**Exercise details**
Starting with the line that contains "Parse this screenshot: output", reproduce each line through the end of the listing below, with no other output.

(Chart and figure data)
start

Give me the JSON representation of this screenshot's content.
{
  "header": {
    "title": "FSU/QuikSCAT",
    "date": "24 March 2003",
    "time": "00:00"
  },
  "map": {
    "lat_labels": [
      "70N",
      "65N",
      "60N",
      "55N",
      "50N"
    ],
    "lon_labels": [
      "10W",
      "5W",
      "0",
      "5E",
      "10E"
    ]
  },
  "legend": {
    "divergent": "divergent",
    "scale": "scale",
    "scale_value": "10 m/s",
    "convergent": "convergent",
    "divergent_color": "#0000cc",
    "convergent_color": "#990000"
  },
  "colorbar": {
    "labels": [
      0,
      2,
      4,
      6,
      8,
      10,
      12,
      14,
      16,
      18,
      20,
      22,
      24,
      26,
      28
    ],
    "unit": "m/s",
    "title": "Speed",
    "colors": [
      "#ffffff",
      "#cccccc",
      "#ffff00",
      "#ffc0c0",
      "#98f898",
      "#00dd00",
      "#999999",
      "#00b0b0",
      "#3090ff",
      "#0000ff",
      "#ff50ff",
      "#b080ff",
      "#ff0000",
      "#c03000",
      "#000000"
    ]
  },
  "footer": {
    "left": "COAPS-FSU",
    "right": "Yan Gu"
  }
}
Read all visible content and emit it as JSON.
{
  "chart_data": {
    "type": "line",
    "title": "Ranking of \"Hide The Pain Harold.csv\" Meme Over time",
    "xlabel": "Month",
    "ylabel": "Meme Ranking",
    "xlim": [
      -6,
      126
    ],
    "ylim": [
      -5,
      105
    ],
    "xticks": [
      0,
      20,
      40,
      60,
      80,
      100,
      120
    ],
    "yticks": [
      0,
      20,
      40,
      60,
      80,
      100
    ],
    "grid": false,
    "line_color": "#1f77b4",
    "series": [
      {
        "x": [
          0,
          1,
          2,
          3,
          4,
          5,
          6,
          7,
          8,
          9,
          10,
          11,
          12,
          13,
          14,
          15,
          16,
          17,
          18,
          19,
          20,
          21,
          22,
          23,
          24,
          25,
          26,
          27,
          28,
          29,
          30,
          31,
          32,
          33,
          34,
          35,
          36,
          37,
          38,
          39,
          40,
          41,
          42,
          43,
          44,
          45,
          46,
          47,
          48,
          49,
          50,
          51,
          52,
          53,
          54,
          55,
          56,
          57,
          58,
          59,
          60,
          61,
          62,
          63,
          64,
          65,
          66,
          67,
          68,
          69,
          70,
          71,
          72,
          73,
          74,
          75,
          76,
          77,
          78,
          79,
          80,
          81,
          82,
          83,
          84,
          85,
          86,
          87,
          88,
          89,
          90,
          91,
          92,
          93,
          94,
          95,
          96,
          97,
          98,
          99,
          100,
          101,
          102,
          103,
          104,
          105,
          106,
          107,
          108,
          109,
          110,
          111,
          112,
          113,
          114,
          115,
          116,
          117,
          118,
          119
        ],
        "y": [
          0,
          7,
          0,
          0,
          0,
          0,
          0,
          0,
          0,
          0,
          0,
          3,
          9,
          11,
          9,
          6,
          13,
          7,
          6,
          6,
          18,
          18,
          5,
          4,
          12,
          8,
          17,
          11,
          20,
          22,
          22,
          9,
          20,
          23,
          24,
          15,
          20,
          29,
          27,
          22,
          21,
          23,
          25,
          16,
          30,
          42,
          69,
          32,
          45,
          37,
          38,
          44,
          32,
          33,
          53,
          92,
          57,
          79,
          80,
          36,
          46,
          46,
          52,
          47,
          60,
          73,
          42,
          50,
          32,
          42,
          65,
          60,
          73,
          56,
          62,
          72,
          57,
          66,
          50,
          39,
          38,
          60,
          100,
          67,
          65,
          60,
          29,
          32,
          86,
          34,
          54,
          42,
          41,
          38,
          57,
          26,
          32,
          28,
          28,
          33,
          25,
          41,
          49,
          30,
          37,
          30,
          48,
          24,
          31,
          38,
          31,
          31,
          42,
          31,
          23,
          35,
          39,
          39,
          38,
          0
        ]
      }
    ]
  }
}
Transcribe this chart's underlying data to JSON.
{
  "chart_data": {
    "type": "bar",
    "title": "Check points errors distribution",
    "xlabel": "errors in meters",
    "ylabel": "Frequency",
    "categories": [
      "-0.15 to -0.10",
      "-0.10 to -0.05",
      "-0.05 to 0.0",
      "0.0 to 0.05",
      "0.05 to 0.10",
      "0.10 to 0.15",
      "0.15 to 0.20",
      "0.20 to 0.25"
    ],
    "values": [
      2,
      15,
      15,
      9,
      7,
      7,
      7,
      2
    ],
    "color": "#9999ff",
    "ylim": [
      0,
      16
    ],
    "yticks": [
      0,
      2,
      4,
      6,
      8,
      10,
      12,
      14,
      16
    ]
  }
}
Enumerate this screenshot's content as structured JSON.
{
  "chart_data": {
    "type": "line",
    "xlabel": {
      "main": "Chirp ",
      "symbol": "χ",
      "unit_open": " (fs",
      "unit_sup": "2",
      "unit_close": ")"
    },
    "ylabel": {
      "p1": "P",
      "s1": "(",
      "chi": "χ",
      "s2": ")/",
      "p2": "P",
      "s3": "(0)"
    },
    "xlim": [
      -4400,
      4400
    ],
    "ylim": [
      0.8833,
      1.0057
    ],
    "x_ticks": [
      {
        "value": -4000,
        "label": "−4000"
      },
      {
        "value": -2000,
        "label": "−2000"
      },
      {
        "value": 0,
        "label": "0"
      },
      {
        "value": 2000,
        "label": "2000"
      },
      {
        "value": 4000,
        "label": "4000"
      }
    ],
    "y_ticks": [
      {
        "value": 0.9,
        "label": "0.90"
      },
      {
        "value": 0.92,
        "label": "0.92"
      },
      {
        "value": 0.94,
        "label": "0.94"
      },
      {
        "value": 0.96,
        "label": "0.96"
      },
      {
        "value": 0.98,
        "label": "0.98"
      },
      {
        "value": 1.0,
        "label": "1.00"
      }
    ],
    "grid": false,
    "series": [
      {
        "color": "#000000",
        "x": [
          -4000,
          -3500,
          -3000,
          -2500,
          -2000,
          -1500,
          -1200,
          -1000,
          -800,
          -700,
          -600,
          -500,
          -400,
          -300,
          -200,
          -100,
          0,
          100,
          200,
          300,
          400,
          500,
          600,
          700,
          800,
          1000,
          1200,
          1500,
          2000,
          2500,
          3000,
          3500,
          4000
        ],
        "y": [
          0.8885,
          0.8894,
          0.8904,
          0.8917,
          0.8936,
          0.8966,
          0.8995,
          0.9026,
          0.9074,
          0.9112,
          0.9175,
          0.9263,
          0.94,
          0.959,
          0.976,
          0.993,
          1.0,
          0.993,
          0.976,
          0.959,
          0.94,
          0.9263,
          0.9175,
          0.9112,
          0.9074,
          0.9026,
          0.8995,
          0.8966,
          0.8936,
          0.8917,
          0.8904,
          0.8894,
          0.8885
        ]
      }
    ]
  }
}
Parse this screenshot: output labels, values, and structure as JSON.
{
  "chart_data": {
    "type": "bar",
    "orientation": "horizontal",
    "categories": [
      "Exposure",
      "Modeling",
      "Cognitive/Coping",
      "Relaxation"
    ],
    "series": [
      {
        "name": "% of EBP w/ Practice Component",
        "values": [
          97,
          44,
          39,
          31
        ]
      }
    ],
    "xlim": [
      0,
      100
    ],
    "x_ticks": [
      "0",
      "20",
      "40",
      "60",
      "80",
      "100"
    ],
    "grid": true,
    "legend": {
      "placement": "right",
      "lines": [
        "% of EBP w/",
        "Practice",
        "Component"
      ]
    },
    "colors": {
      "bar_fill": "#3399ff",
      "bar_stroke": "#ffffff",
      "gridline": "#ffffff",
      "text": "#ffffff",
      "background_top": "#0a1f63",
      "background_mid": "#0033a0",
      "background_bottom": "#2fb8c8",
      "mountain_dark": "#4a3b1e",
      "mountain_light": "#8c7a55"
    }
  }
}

end

**Exercise answer**
Parse this screenshot: output labels, values, and structure as JSON.
{
  "chart_data": {
    "type": "bar",
    "orientation": "horizontal",
    "categories": [
      "Exposure",
      "Modeling",
      "Cognitive/Coping",
      "Relaxation"
    ],
    "series": [
      {
        "name": "% of EBP w/ Practice Component",
        "values": [
          97,
          44,
          39,
          31
        ]
      }
    ],
    "xlim": [
      0,
      100
    ],
    "x_ticks": [
      "0",
      "20",
      "40",
      "60",
      "80",
      "100"
    ],
    "grid": true,
    "legend": {
      "placement": "right",
      "lines": [
        "% of EBP w/",
        "Practice",
        "Component"
      ]
    },
    "colors": {
      "bar_fill": "#3399ff",
      "bar_stroke": "#ffffff",
      "gridline": "#ffffff",
      "text": "#ffffff",
      "background_top": "#0a1f63",
      "background_mid": "#0033a0",
      "background_bottom": "#2fb8c8",
      "mountain_dark": "#4a3b1e",
      "mountain_light": "#8c7a55"
    }
  }
}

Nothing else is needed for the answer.